(Structured figure records)

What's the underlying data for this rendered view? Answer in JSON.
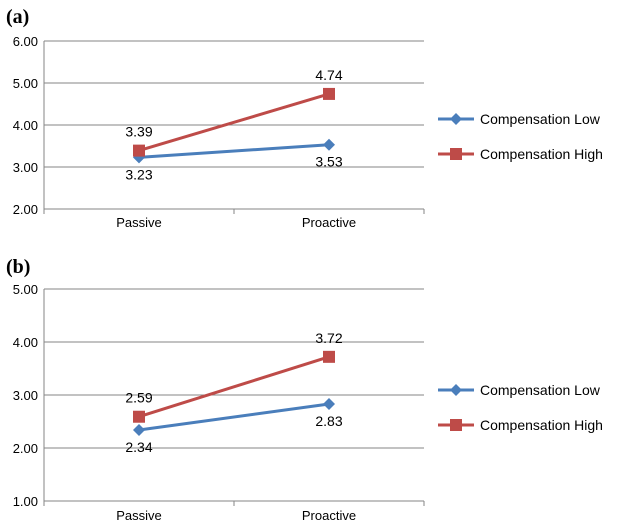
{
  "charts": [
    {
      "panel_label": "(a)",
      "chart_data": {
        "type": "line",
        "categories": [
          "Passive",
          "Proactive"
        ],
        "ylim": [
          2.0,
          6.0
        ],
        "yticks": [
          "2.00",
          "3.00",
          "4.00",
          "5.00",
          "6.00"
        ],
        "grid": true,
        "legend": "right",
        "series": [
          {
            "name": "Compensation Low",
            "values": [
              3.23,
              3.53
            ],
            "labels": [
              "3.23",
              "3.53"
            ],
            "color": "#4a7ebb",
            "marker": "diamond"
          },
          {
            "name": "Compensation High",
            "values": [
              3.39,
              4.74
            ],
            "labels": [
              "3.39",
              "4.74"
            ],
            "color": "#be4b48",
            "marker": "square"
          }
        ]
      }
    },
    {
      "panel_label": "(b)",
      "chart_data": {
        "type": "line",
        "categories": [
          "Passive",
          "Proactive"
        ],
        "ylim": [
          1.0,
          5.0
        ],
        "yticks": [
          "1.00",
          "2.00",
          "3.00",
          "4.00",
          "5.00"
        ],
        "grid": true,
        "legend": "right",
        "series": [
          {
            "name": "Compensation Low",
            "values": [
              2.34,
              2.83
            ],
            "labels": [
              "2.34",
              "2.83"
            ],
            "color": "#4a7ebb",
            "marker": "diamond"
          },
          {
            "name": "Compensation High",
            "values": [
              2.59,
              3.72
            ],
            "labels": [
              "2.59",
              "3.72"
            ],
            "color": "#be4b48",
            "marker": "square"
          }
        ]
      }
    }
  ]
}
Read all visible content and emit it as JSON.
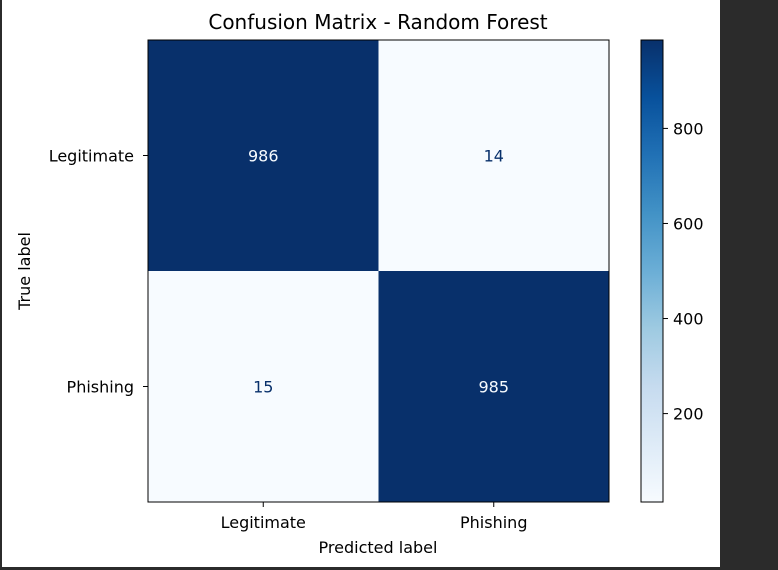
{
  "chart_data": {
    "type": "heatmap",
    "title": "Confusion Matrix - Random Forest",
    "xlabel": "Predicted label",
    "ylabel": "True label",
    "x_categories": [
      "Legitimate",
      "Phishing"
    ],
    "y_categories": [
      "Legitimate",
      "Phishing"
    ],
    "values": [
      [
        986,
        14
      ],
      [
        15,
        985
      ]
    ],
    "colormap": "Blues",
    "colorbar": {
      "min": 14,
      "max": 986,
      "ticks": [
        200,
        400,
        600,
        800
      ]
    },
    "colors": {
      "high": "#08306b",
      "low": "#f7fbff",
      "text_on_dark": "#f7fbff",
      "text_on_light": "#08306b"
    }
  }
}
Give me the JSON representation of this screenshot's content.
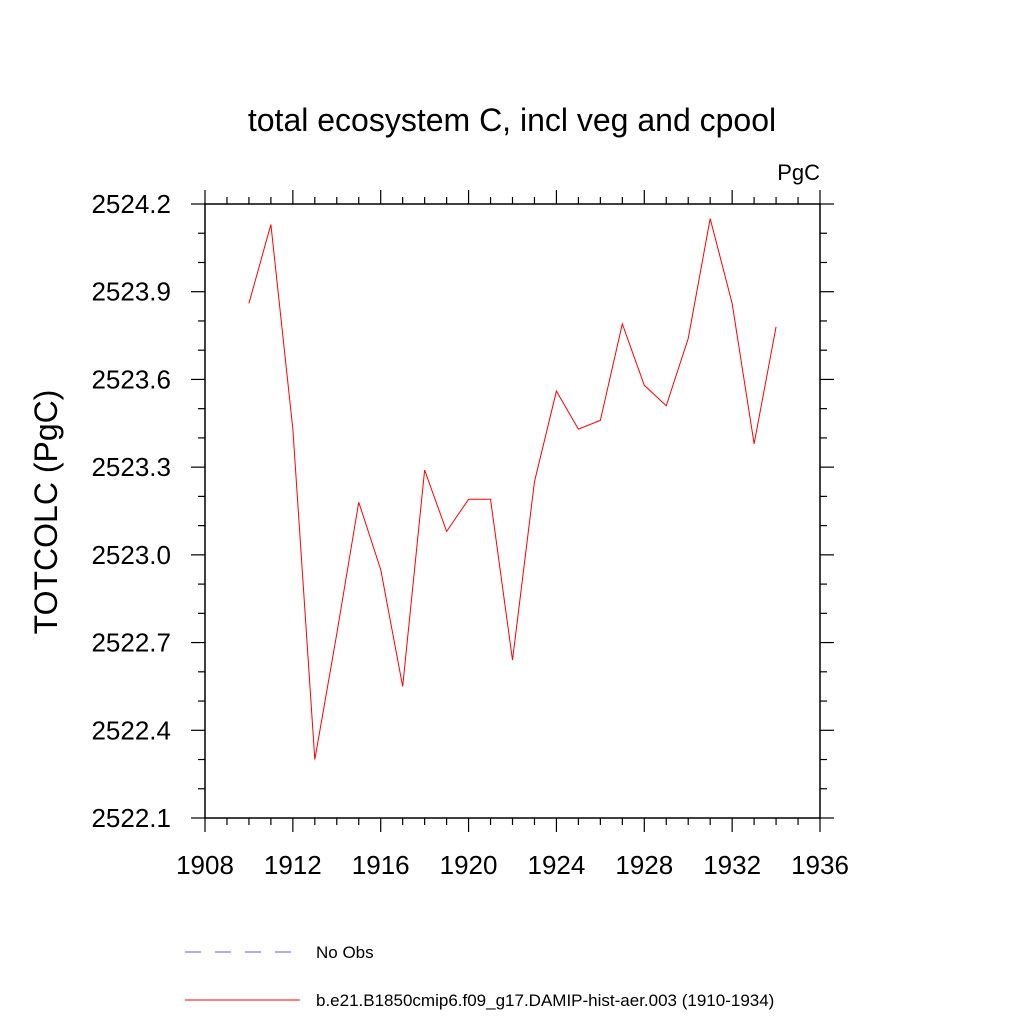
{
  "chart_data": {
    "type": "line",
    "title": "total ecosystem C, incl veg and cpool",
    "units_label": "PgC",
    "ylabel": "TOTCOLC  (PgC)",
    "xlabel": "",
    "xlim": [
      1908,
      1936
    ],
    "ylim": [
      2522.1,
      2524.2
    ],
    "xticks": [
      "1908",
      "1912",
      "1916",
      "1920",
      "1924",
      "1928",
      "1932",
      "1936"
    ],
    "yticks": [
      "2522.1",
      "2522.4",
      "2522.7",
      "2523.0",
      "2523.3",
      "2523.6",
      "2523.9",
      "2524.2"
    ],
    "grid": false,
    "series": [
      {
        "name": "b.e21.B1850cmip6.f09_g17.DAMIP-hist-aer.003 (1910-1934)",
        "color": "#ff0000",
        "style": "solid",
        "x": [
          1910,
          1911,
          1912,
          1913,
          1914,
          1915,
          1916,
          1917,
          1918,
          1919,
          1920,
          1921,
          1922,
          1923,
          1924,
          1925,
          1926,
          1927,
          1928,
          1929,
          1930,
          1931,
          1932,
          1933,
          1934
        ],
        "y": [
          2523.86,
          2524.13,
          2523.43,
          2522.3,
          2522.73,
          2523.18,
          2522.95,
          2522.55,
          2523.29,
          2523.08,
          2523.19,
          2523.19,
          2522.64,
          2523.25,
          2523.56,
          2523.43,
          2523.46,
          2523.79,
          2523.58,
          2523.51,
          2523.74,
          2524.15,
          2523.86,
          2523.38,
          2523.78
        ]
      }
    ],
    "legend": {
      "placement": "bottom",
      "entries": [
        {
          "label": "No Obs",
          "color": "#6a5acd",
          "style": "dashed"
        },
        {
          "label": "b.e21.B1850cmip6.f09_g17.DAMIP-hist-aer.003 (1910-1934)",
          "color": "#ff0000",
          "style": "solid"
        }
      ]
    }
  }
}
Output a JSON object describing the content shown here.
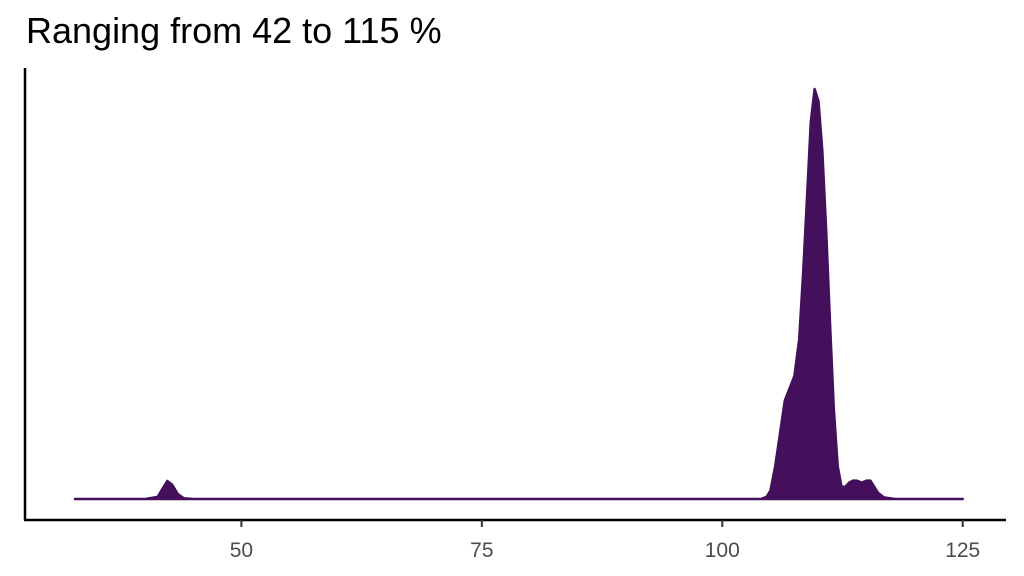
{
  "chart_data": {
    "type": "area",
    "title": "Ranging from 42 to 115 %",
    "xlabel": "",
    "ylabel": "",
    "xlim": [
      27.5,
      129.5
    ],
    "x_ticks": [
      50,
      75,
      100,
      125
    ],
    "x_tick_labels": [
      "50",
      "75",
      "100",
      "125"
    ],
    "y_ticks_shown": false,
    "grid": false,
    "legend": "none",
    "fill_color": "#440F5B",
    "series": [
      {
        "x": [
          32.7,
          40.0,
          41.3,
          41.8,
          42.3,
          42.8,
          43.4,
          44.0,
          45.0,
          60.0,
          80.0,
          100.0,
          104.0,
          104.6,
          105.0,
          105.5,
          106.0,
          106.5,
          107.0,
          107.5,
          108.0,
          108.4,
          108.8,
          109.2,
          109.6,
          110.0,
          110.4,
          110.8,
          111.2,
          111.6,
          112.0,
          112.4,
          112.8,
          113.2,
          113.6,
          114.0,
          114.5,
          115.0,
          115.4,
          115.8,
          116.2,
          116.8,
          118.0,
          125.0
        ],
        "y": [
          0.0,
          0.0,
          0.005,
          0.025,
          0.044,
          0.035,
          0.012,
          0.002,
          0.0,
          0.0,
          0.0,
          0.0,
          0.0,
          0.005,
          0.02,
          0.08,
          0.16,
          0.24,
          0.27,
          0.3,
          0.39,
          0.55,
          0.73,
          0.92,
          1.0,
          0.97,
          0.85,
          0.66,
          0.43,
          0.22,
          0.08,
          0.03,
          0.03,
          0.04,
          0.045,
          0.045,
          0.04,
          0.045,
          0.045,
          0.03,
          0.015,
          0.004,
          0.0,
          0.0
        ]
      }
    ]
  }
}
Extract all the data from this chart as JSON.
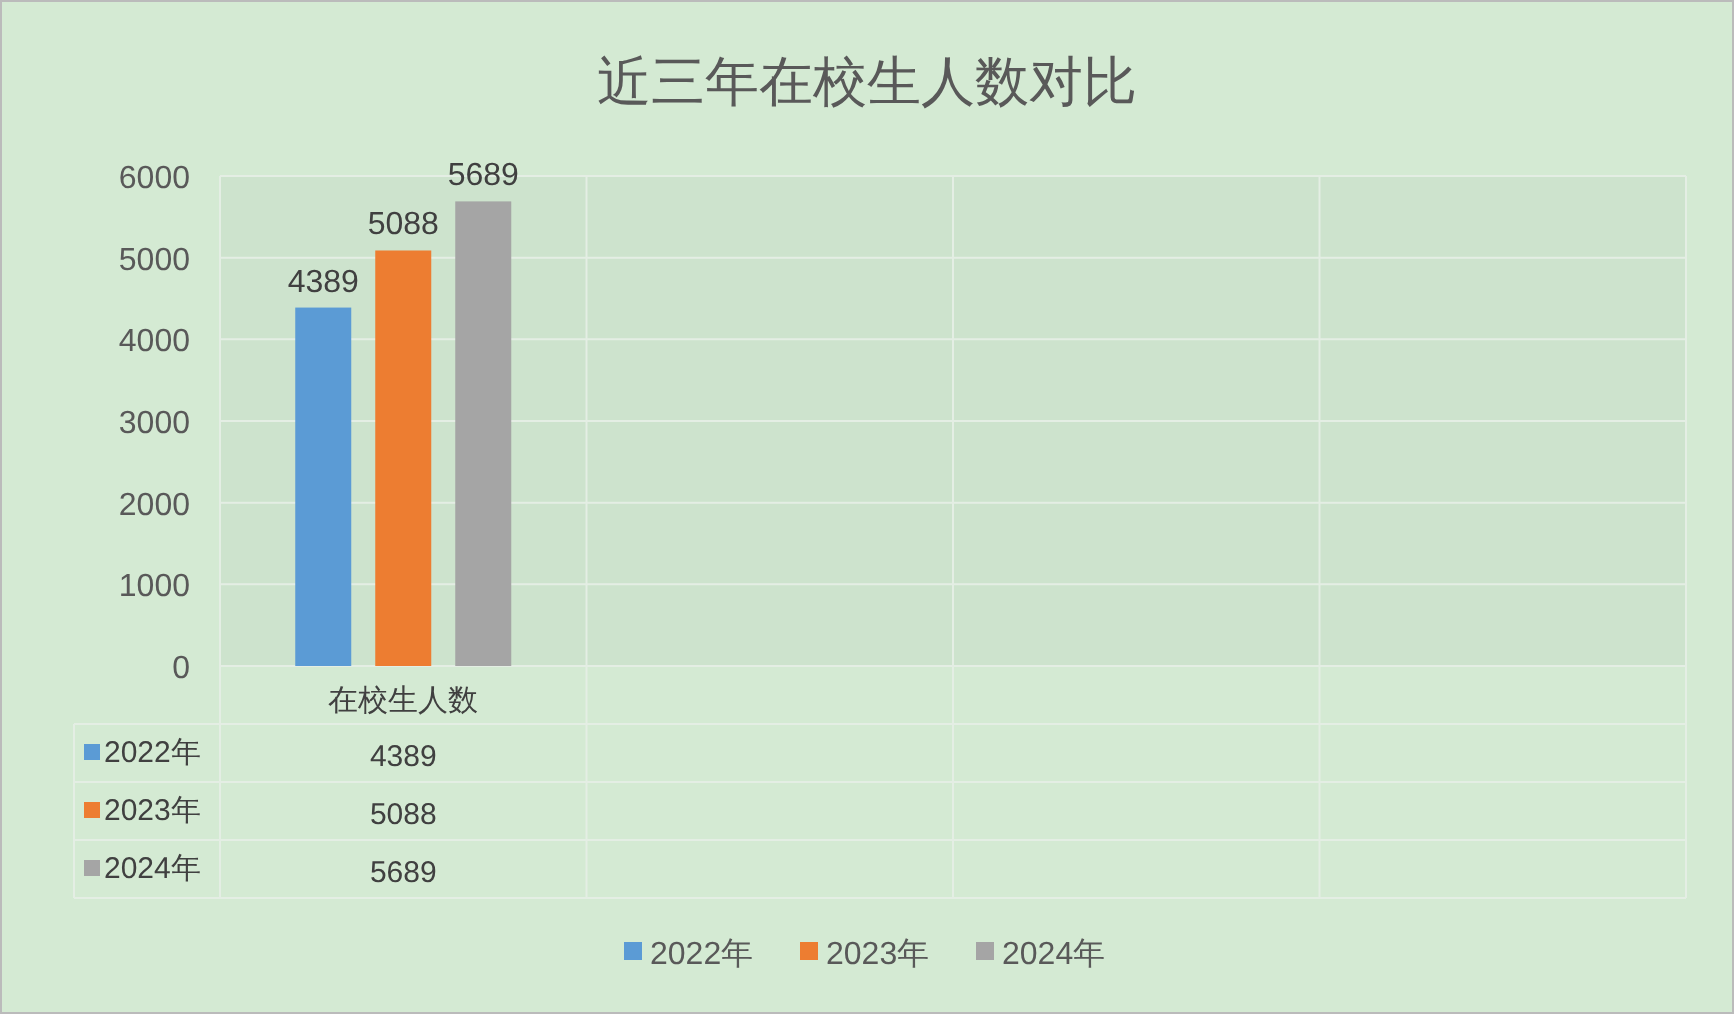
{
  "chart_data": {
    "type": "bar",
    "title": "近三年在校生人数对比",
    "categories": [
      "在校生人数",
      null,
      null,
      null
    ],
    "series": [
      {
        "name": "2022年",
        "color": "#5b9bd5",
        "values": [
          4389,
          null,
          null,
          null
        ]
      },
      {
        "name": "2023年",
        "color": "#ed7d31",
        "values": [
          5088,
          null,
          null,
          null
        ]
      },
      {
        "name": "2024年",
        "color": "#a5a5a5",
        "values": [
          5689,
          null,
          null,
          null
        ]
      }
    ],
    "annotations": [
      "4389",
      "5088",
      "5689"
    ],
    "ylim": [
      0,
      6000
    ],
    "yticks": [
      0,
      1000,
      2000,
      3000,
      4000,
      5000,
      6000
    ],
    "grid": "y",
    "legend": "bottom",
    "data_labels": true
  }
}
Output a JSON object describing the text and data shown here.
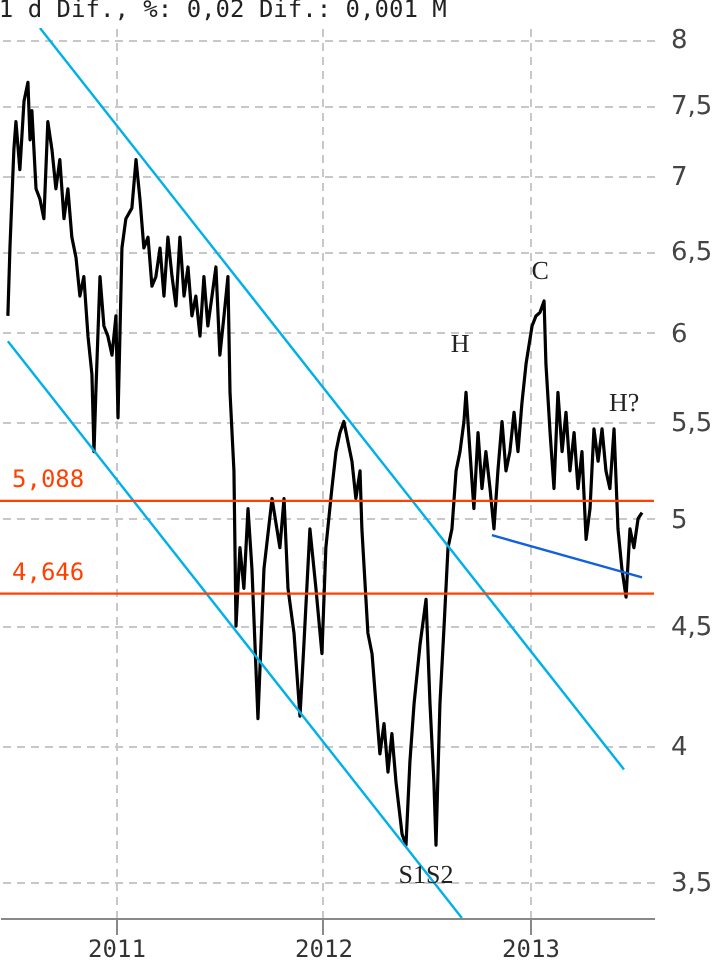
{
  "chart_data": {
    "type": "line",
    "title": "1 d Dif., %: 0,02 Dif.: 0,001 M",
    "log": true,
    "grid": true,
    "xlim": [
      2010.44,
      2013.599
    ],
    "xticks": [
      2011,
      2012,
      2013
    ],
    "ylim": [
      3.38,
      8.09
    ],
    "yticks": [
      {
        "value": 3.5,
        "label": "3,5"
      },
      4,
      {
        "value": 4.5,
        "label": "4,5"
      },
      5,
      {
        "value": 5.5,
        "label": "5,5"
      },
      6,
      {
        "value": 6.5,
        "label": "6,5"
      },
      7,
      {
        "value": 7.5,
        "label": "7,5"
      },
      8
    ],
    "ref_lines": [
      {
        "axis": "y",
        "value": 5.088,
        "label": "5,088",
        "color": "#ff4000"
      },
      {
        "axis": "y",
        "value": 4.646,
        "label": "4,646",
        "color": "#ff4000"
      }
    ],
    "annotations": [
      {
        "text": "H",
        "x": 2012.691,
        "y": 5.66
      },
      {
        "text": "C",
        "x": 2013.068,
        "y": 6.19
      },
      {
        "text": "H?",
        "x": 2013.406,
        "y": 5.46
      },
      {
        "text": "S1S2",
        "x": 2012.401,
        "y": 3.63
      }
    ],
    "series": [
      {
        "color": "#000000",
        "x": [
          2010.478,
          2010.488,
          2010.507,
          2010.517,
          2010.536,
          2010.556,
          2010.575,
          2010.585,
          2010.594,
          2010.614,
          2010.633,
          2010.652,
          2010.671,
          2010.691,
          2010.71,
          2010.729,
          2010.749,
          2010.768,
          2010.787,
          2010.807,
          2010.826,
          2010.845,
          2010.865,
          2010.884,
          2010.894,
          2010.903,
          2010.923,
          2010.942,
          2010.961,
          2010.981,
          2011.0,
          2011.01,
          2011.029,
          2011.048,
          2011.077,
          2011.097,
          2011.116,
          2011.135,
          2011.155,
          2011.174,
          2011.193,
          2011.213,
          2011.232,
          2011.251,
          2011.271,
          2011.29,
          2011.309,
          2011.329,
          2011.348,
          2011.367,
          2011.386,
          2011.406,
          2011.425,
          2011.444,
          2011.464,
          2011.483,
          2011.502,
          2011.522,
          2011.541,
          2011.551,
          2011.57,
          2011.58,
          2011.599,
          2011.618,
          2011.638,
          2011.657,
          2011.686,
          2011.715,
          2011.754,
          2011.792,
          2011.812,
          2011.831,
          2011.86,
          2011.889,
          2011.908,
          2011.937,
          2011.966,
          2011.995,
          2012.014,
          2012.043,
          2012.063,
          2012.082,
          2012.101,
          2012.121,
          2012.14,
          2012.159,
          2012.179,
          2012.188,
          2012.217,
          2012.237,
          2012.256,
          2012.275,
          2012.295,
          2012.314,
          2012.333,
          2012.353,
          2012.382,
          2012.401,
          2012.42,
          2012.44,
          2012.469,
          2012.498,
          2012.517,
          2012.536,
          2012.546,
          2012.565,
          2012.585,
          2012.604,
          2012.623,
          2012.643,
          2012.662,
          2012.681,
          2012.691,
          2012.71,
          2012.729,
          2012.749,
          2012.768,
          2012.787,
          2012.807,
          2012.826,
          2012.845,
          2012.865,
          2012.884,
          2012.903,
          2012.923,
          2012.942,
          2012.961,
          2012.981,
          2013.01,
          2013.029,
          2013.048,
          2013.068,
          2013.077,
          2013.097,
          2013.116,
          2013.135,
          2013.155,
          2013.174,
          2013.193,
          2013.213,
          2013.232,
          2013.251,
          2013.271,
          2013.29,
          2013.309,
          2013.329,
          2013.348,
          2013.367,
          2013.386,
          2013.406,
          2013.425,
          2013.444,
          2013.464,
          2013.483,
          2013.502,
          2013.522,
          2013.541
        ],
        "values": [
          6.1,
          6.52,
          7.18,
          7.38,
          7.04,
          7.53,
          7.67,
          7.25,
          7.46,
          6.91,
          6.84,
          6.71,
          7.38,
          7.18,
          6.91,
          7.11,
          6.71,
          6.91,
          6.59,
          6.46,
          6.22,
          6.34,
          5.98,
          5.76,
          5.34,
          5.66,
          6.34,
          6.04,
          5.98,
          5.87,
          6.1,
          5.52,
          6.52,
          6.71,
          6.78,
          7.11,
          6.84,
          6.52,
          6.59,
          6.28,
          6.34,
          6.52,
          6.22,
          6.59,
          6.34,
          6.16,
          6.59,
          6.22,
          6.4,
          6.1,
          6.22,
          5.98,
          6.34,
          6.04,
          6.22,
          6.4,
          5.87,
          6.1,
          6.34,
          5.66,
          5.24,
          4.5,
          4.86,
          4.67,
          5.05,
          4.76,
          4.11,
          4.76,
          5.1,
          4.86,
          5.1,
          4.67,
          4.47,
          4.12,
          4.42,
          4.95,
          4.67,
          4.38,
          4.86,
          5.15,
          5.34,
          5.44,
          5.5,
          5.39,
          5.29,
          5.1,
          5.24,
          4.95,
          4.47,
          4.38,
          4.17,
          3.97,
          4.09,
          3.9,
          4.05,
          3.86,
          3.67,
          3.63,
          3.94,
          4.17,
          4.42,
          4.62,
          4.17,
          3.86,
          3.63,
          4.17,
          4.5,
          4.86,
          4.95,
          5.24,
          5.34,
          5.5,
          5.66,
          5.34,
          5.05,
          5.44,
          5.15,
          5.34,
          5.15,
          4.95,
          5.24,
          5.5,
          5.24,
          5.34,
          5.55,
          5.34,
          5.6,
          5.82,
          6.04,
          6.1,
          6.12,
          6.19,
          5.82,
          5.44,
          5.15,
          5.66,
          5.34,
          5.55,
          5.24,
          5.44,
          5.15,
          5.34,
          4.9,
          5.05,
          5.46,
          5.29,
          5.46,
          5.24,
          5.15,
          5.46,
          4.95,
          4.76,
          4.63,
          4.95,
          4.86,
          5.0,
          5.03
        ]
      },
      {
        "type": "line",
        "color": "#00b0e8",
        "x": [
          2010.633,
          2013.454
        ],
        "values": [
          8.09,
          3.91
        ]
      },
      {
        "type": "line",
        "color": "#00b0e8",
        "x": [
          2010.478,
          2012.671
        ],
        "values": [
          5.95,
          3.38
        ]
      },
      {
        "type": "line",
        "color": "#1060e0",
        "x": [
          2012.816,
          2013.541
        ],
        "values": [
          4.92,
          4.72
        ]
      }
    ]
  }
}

§ YOUR INSTRUCTIONS:
Scan the material above. Return every line containing the string "JSON".

§ RESPONSE TO THIS EXERCISE:
What's the underlying data for this rendered view? Answer in JSON.
Read all visible content and emit it as JSON.
Give me the JSON representation of this screenshot's content.
Output a JSON object describing the content shown here.
Extract all the data from this chart as JSON.
Output a JSON object describing the text and data shown here.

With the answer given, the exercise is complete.